_What this task involves_
Every entry must be duplicated precisely as written.

_Recorded data_

-- begin --

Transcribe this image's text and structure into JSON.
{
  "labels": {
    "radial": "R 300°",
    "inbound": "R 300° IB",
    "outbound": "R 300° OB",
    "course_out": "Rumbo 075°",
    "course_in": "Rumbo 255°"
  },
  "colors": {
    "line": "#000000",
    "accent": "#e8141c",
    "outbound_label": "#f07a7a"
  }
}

-- end --

_Written solution_
Transcribe this image's text and structure into JSON.
{
  "labels": {
    "radial": "R 300°",
    "inbound": "R 300° IB",
    "outbound": "R 300° OB",
    "course_out": "Rumbo 075°",
    "course_in": "Rumbo 255°"
  },
  "colors": {
    "line": "#000000",
    "accent": "#e8141c",
    "outbound_label": "#f07a7a"
  }
}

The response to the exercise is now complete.